**GIVEN REQUEST**
Of the lines in the entries below, state how many hold the word "JSON". Say nothing else.

-- START OF EXTRACTED MATERIAL --

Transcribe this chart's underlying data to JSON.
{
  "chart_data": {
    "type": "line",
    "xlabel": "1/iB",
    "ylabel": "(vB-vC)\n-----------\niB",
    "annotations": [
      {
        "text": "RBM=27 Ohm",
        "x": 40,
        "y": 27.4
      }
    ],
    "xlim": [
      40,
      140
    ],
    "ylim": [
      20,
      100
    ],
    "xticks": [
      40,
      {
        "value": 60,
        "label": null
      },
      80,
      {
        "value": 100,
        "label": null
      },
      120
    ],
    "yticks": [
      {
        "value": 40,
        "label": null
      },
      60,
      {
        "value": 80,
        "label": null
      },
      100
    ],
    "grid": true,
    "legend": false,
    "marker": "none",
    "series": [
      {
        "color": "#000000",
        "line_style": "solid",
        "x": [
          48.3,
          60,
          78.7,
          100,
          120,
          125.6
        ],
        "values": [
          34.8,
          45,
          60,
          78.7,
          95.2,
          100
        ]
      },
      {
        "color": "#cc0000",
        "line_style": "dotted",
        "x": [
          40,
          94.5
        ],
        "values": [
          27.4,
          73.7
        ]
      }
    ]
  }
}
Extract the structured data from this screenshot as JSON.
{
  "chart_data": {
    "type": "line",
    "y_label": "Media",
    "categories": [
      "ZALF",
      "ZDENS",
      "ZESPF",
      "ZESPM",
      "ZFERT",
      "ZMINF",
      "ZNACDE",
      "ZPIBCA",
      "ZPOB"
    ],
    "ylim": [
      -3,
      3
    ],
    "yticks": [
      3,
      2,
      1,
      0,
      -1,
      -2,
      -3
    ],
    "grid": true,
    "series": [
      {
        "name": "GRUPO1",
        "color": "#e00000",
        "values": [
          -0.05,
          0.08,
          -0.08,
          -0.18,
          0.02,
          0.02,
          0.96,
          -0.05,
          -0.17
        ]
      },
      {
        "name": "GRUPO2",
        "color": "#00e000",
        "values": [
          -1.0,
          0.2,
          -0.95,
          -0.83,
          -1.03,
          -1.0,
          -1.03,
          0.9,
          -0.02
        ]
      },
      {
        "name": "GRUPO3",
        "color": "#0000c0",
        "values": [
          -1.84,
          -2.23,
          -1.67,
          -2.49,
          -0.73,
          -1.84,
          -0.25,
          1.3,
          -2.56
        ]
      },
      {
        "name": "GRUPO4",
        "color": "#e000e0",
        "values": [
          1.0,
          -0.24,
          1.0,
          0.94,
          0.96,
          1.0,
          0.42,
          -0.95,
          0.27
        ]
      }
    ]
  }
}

-- END OF EXTRACTED MATERIAL --

**WRITTEN SOLUTION**
2